Figure data in JSON
<<<<
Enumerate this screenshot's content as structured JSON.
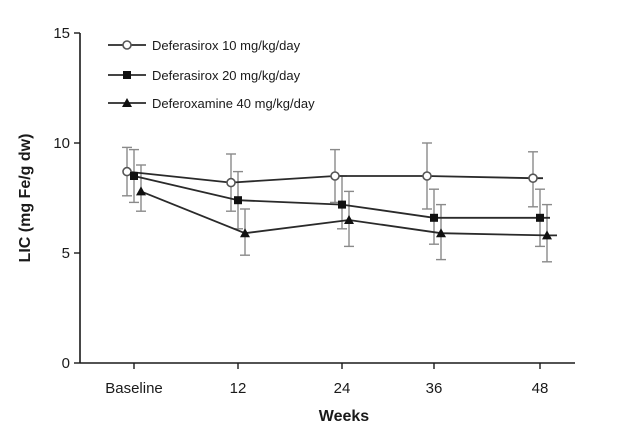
{
  "chart_data": {
    "type": "line",
    "title": "",
    "xlabel": "Weeks",
    "ylabel": "LIC (mg Fe/g dw)",
    "categories": [
      "Baseline",
      "12",
      "24",
      "36",
      "48"
    ],
    "ylim": [
      0,
      15
    ],
    "yticks": [
      0,
      5,
      10,
      15
    ],
    "grid": false,
    "legend_position": "top-left",
    "series": [
      {
        "name": "Deferasirox 10 mg/kg/day",
        "marker": "open-circle",
        "values": [
          8.7,
          8.2,
          8.5,
          8.5,
          8.4
        ],
        "error_low": [
          7.6,
          6.9,
          7.3,
          7.0,
          7.1
        ],
        "error_high": [
          9.8,
          9.5,
          9.7,
          10.0,
          9.6
        ]
      },
      {
        "name": "Deferasirox 20 mg/kg/day",
        "marker": "filled-square",
        "values": [
          8.5,
          7.4,
          7.2,
          6.6,
          6.6
        ],
        "error_low": [
          7.3,
          6.1,
          6.1,
          5.4,
          5.3
        ],
        "error_high": [
          9.7,
          8.7,
          8.5,
          7.9,
          7.9
        ]
      },
      {
        "name": "Deferoxamine 40 mg/kg/day",
        "marker": "filled-triangle",
        "values": [
          7.8,
          5.9,
          6.5,
          5.9,
          5.8
        ],
        "error_low": [
          6.9,
          4.9,
          5.3,
          4.7,
          4.6
        ],
        "error_high": [
          9.0,
          7.0,
          7.8,
          7.2,
          7.2
        ]
      }
    ]
  }
}
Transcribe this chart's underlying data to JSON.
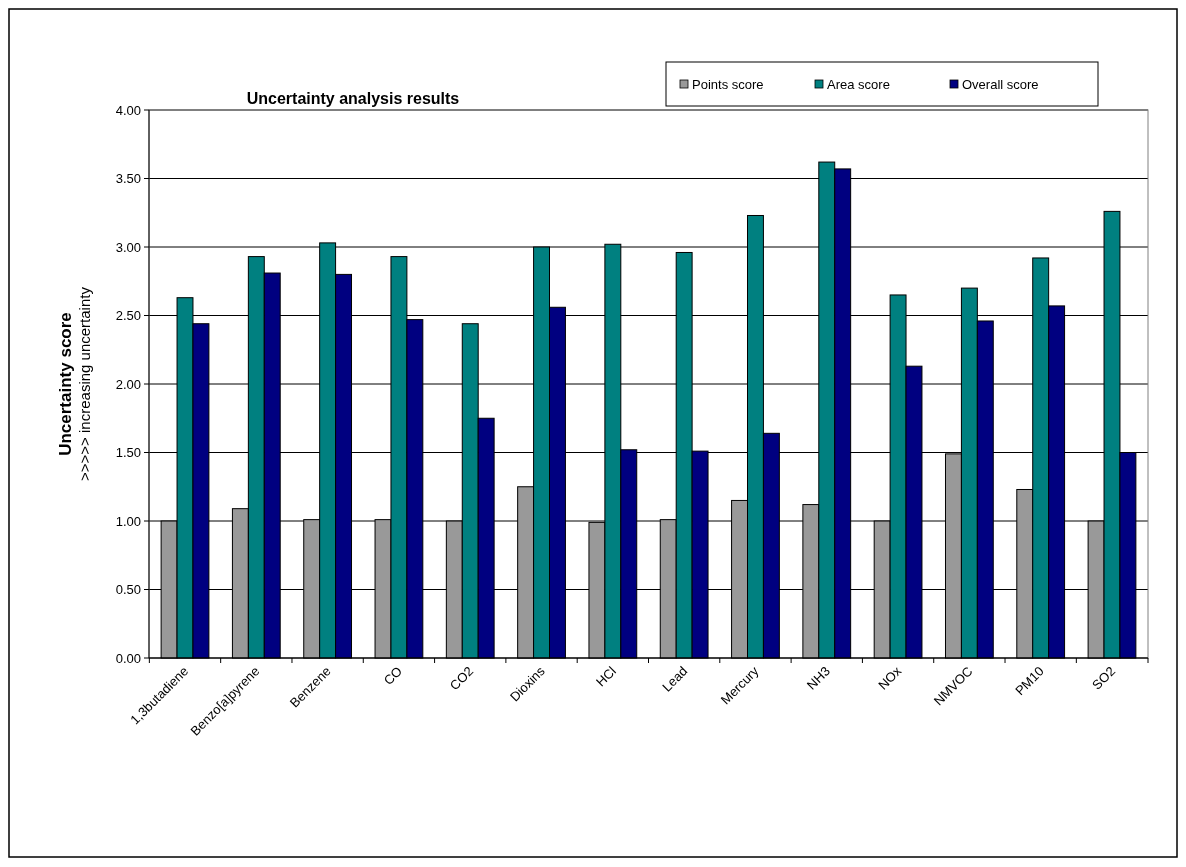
{
  "chart_data": {
    "type": "bar",
    "title": "Uncertainty analysis results",
    "ylabel": "Uncertainty score\n>>>>> increasing uncertainty",
    "categories": [
      "1,3butadiene",
      "Benzo[a]pyrene",
      "Benzene",
      "CO",
      "CO2",
      "Dioxins",
      "HCl",
      "Lead",
      "Mercury",
      "NH3",
      "NOx",
      "NMVOC",
      "PM10",
      "SO2"
    ],
    "series": [
      {
        "name": "Points score",
        "color": "#999999",
        "values": [
          1.0,
          1.09,
          1.01,
          1.01,
          1.0,
          1.25,
          0.99,
          1.01,
          1.15,
          1.12,
          1.0,
          1.49,
          1.23,
          1.0
        ]
      },
      {
        "name": "Area score",
        "color": "#008080",
        "values": [
          2.63,
          2.93,
          3.03,
          2.93,
          2.44,
          3.0,
          3.02,
          2.96,
          3.23,
          3.62,
          2.65,
          2.7,
          2.92,
          3.26
        ]
      },
      {
        "name": "Overall score",
        "color": "#000080",
        "values": [
          2.44,
          2.81,
          2.8,
          2.47,
          1.75,
          2.56,
          1.52,
          1.51,
          1.64,
          3.57,
          2.13,
          2.46,
          2.57,
          1.5
        ]
      }
    ],
    "ylim": [
      0,
      4
    ],
    "yticks": [
      {
        "value": 0,
        "label": "0.00"
      },
      {
        "value": 0.5,
        "label": "0.50"
      },
      {
        "value": 1,
        "label": "1.00"
      },
      {
        "value": 1.5,
        "label": "1.50"
      },
      {
        "value": 2,
        "label": "2.00"
      },
      {
        "value": 2.5,
        "label": "2.50"
      },
      {
        "value": 3,
        "label": "3.00"
      },
      {
        "value": 3.5,
        "label": "3.50"
      },
      {
        "value": 4,
        "label": "4.00"
      }
    ],
    "grid": "y",
    "legend": "top right"
  }
}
>>>>
Direction:
Collect the lines of the data that carry the word "color".

Task result:
        "color": "#999999",
        "color": "#008080",
        "color": "#000080",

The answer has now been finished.